[Saved entries]

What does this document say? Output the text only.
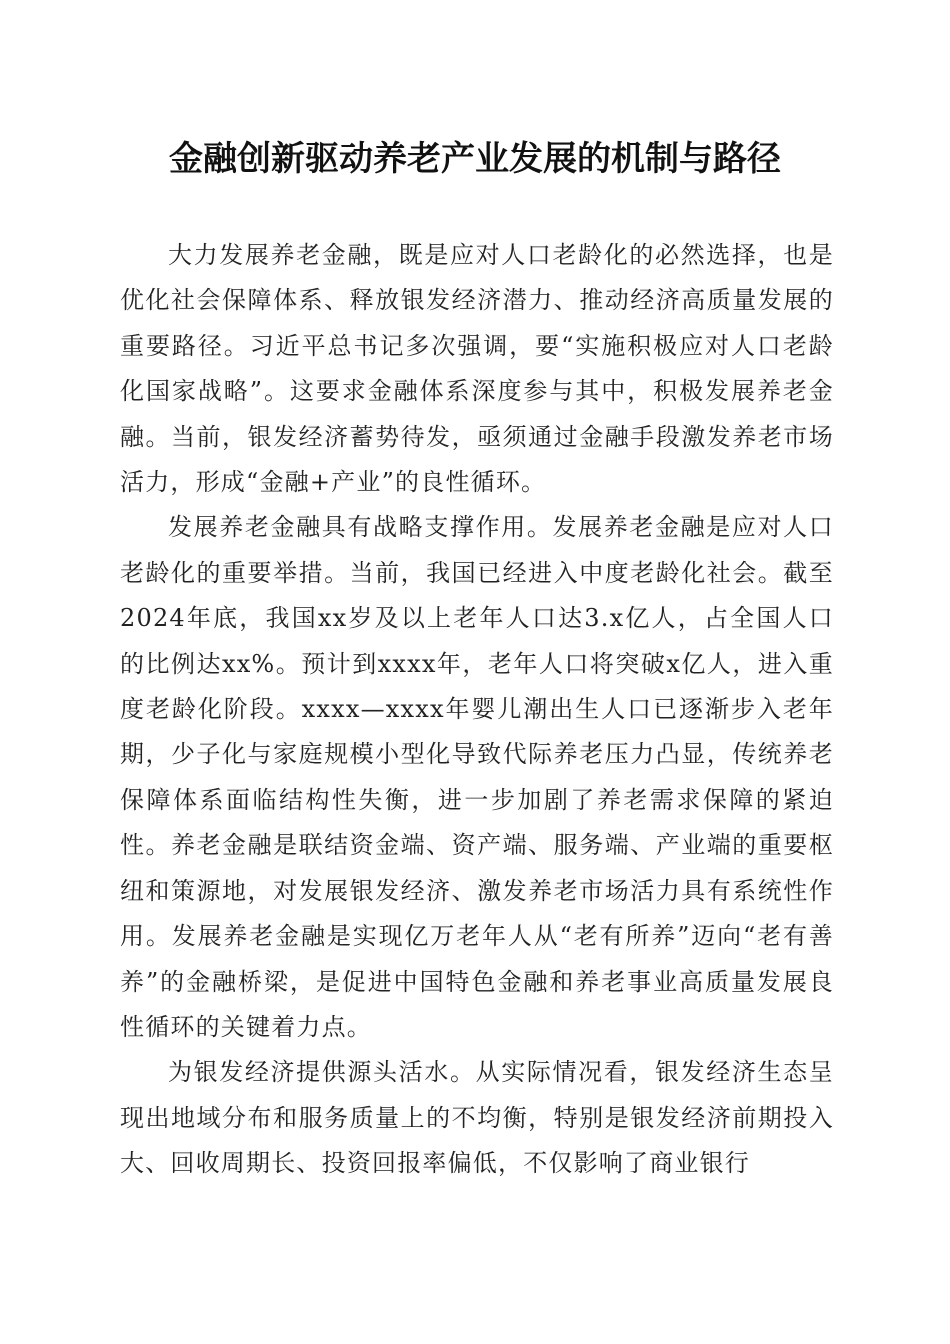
金融创新驱动养老产业发展的机制与路径

大力发展养老金融，既是应对人口老龄化的必然选择，也是优化社会保障体系、释放银发经济潜力、推动经济高质量发展的重要路径。习近平总书记多次强调，要“实施积极应对人口老龄化国家战略”。这要求金融体系深度参与其中，积极发展养老金融。当前，银发经济蓄势待发，亟须通过金融手段激发养老市场活力，形成“金融+产业”的良性循环。

发展养老金融具有战略支撑作用。发展养老金融是应对人口老龄化的重要举措。当前，我国已经进入中度老龄化社会。截至2024年底，我国xx岁及以上老年人口达3.x亿人，占全国人口的比例达xx%。预计到xxxx年，老年人口将突破x亿人，进入重度老龄化阶段。xxxx—xxxx年婴儿潮出生人口已逐渐步入老年期，少子化与家庭规模小型化导致代际养老压力凸显，传统养老保障体系面临结构性失衡，进一步加剧了养老需求保障的紧迫性。养老金融是联结资金端、资产端、服务端、产业端的重要枢纽和策源地，对发展银发经济、激发养老市场活力具有系统性作用。发展养老金融是实现亿万老年人从“老有所养”迈向“老有善养”的金融桥梁，是促进中国特色金融和养老事业高质量发展良性循环的关键着力点。

为银发经济提供源头活水。从实际情况看，银发经济生态呈现出地域分布和服务质量上的不均衡，特别是银发经济前期投入大、回收周期长、投资回报率偏低，不仅影响了商业银行
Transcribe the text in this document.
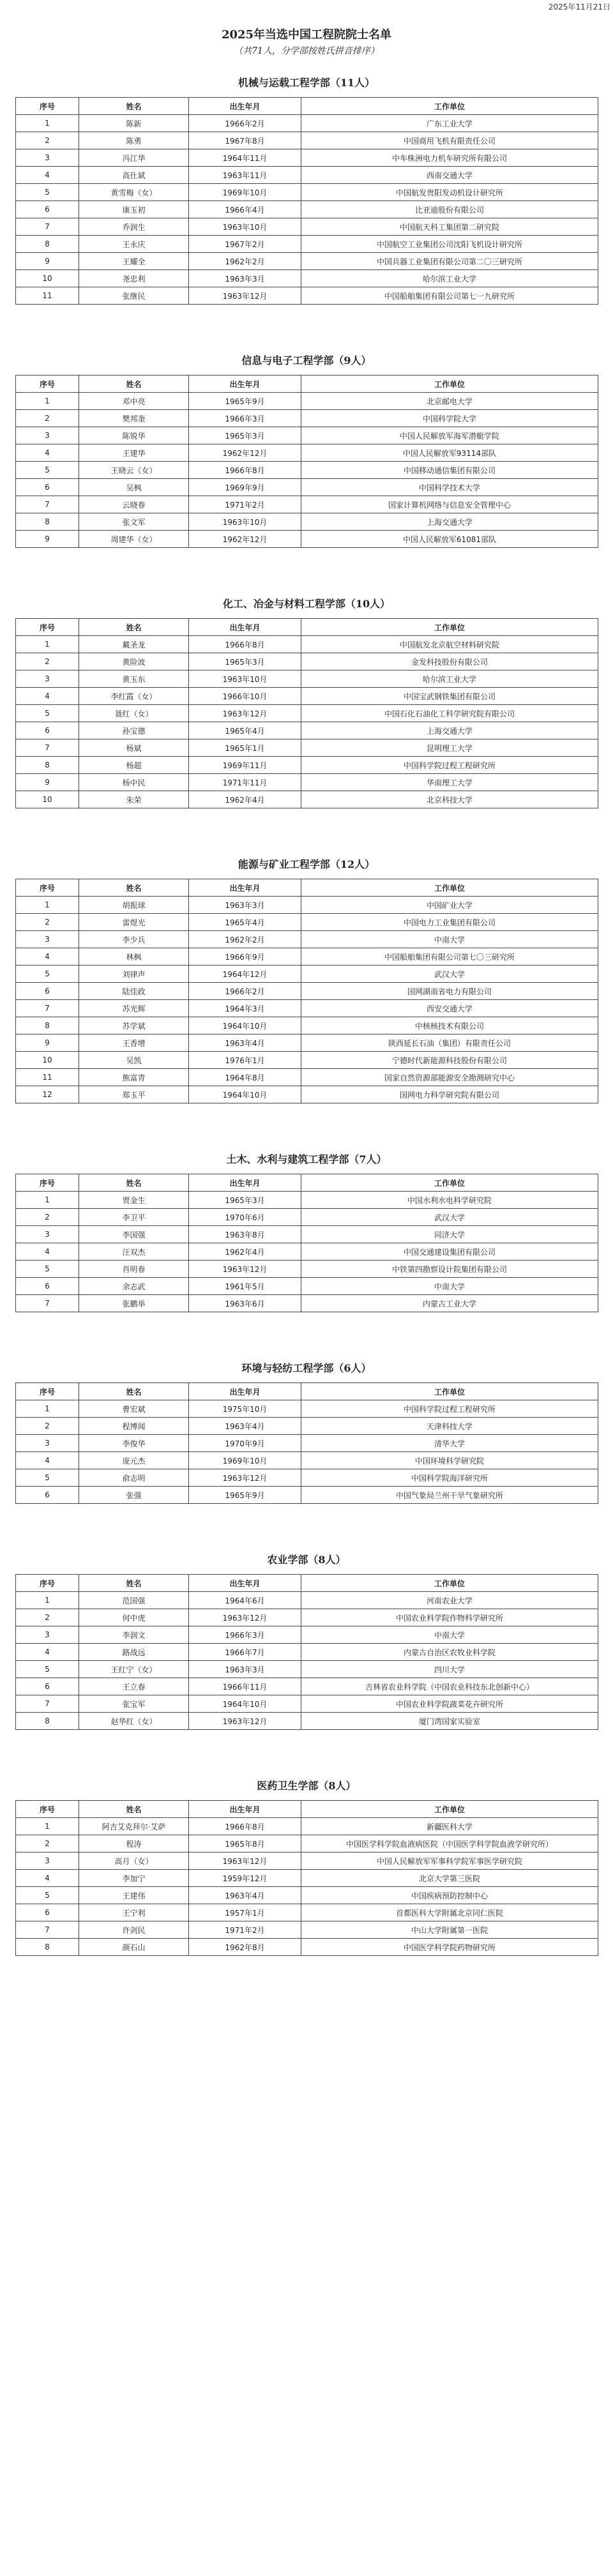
2025年11月21日
2025年当选中国工程院院士名单
（共71人，分学部按姓氏拼音排序）
机械与运载工程学部（11人）
序号	姓名	出生年月	工作单位
1	陈新	1966年2月	广东工业大学
2	陈勇	1967年8月	中国商用飞机有限责任公司
3	冯江华	1964年11月	中车株洲电力机车研究所有限公司
4	高仕斌	1963年11月	西南交通大学
5	黄雪梅（女）	1969年10月	中国航发贵阳发动机设计研究所
6	康玉初	1966年4月	比亚迪股份有限公司
7	乔润生	1963年10月	中国航天科工集团第二研究院
8	王永庆	1967年2月	中国航空工业集团公司沈阳飞机设计研究所
9	王耀全	1962年2月	中国兵器工业集团有限公司第二〇三研究所
10	尧忠利	1963年3月	哈尔滨工业大学
11	张继民	1963年12月	中国船舶集团有限公司第七一九研究所
信息与电子工程学部（9人）
序号	姓名	出生年月	工作单位
1	邓中亮	1965年9月	北京邮电大学
2	樊邦奎	1966年3月	中国科学院大学
3	陈锐华	1965年3月	中国人民解放军海军潜艇学院
4	王建华	1962年12月	中国人民解放军93114部队
5	王晓云（女）	1966年8月	中国移动通信集团有限公司
6	吴枫	1969年9月	中国科学技术大学
7	云晓春	1971年2月	国家计算机网络与信息安全管理中心
8	张文军	1963年10月	上海交通大学
9	周建华（女）	1962年12月	中国人民解放军61081部队
化工、冶金与材料工程学部（10人）
序号	姓名	出生年月	工作单位
1	戴圣龙	1966年8月	中国航发北京航空材料研究院
2	黄险波	1965年3月	金发科技股份有限公司
3	黄玉东	1963年10月	哈尔滨工业大学
4	李红霞（女）	1966年10月	中国宝武钢铁集团有限公司
5	聂红（女）	1963年12月	中国石化石油化工科学研究院有限公司
6	孙宝德	1965年4月	上海交通大学
7	杨斌	1965年1月	昆明理工大学
8	杨超	1969年11月	中国科学院过程工程研究所
9	杨中民	1971年11月	华南理工大学
10	朱荣	1962年4月	北京科技大学
能源与矿业工程学部（12人）
序号	姓名	出生年月	工作单位
1	胡振球	1963年3月	中国矿业大学
2	雷煜光	1965年4月	中国电力工业集团有限公司
3	李少兵	1962年2月	中南大学
4	林枫	1966年9月	中国船舶集团有限公司第七〇三研究所
5	刘律声	1964年12月	武汉大学
6	陆佳政	1966年2月	国网湖南省电力有限公司
7	苏光辉	1964年3月	西安交通大学
8	苏学斌	1964年10月	中核核技术有限公司
9	王香增	1963年4月	陕西延长石油（集团）有限责任公司
10	吴凯	1976年1月	宁德时代新能源科技股份有限公司
11	熊富青	1964年8月	国家自然资源部能源安全勘测研究中心
12	郑玉平	1964年10月	国网电力科学研究院有限公司
土木、水利与建筑工程学部（7人）
序号	姓名	出生年月	工作单位
1	贾金生	1965年3月	中国水利水电科学研究院
2	李卫平	1970年6月	武汉大学
3	李国强	1963年8月	同济大学
4	汪双杰	1962年4月	中国交通建设集团有限公司
5	肖明春	1963年12月	中铁第四勘察设计院集团有限公司
6	余志武	1961年5月	中南大学
7	张鹏举	1963年6月	内蒙古工业大学
环境与轻纺工程学部（6人）
序号	姓名	出生年月	工作单位
1	曹宏斌	1975年10月	中国科学院过程工程研究所
2	程博闻	1963年4月	天津科技大学
3	李俊华	1970年9月	清华大学
4	庞元杰	1969年10月	中国环境科学研究院
5	俞志明	1963年12月	中国科学院海洋研究所
6	张强	1965年9月	中国气象局兰州干旱气象研究所
农业学部（8人）
序号	姓名	出生年月	工作单位
1	范国强	1964年6月	河南农业大学
2	何中虎	1963年12月	中国农业科学院作物科学研究所
3	李润文	1966年3月	中南大学
4	路战远	1966年7月	内蒙古自治区农牧业科学院
5	王红宁（女）	1963年3月	四川大学
6	王立春	1966年11月	吉林省农业科学院（中国农业科技东北创新中心）
7	张宝军	1964年10月	中国农业科学院蔬菜花卉研究所
8	赵华红（女）	1963年12月	厦门湾国家实验室
医药卫生学部（8人）
序号	姓名	出生年月	工作单位
1	阿吉艾克拜尔·艾萨	1966年8月	新疆医科大学
2	程涛	1965年8月	中国医学科学院血液病医院（中国医学科学院血液学研究所）
3	高月（女）	1963年12月	中国人民解放军军事科学院军事医学研究院
4	李加宁	1959年12月	北京大学第三医院
5	王建伟	1963年4月	中国疾病预防控制中心
6	王宁利	1957年1月	首都医科大学附属北京同仁医院
7	许剑民	1971年2月	中山大学附属第一医院
8	颜石山	1962年8月	中国医学科学院药物研究所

__Exercise goal__.
Copy out every line with the word "上海交通大学".

__Task result__.
8	张文军	1963年10月	上海交通大学
6	孙宝德	1965年4月	上海交通大学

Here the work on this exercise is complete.